### Directive
Beneath this task is a listing; retype all of it exactly.
-- Start --
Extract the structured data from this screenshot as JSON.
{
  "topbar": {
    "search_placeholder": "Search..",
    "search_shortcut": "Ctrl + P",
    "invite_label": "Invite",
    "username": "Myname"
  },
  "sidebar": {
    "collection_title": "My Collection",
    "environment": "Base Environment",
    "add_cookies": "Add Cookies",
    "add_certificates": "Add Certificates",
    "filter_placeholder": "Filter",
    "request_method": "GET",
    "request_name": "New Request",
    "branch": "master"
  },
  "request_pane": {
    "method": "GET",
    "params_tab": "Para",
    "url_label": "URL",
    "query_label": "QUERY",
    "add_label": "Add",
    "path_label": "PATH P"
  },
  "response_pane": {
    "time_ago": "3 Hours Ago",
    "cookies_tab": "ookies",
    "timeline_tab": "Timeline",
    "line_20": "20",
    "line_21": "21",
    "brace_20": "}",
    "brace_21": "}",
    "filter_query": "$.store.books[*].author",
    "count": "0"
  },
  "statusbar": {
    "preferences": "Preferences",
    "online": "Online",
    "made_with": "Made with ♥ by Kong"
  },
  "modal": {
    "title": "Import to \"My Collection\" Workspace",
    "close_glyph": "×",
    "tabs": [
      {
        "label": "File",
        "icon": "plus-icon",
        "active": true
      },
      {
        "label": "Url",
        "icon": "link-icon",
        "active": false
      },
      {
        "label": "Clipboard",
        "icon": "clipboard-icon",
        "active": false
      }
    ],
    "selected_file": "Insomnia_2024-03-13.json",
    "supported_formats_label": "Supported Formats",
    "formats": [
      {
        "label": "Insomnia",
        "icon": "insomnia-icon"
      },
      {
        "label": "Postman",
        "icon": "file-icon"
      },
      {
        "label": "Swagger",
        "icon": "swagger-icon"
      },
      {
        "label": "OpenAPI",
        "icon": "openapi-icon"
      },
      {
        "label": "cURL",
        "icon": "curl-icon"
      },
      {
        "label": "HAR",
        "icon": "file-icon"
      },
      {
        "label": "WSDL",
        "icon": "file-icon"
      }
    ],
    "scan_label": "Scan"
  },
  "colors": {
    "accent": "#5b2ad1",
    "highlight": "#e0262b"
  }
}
-- End --
### Solution for this problem
Extract the structured data from this screenshot as JSON.
{
  "topbar": {
    "search_placeholder": "Search..",
    "search_shortcut": "Ctrl + P",
    "invite_label": "Invite",
    "username": "Myname"
  },
  "sidebar": {
    "collection_title": "My Collection",
    "environment": "Base Environment",
    "add_cookies": "Add Cookies",
    "add_certificates": "Add Certificates",
    "filter_placeholder": "Filter",
    "request_method": "GET",
    "request_name": "New Request",
    "branch": "master"
  },
  "request_pane": {
    "method": "GET",
    "params_tab": "Para",
    "url_label": "URL",
    "query_label": "QUERY",
    "add_label": "Add",
    "path_label": "PATH P"
  },
  "response_pane": {
    "time_ago": "3 Hours Ago",
    "cookies_tab": "ookies",
    "timeline_tab": "Timeline",
    "line_20": "20",
    "line_21": "21",
    "brace_20": "}",
    "brace_21": "}",
    "filter_query": "$.store.books[*].author",
    "count": "0"
  },
  "statusbar": {
    "preferences": "Preferences",
    "online": "Online",
    "made_with": "Made with ♥ by Kong"
  },
  "modal": {
    "title": "Import to \"My Collection\" Workspace",
    "close_glyph": "×",
    "tabs": [
      {
        "label": "File",
        "icon": "plus-icon",
        "active": true
      },
      {
        "label": "Url",
        "icon": "link-icon",
        "active": false
      },
      {
        "label": "Clipboard",
        "icon": "clipboard-icon",
        "active": false
      }
    ],
    "selected_file": "Insomnia_2024-03-13.json",
    "supported_formats_label": "Supported Formats",
    "formats": [
      {
        "label": "Insomnia",
        "icon": "insomnia-icon"
      },
      {
        "label": "Postman",
        "icon": "file-icon"
      },
      {
        "label": "Swagger",
        "icon": "swagger-icon"
      },
      {
        "label": "OpenAPI",
        "icon": "openapi-icon"
      },
      {
        "label": "cURL",
        "icon": "curl-icon"
      },
      {
        "label": "HAR",
        "icon": "file-icon"
      },
      {
        "label": "WSDL",
        "icon": "file-icon"
      }
    ],
    "scan_label": "Scan"
  },
  "colors": {
    "accent": "#5b2ad1",
    "highlight": "#e0262b"
  }
}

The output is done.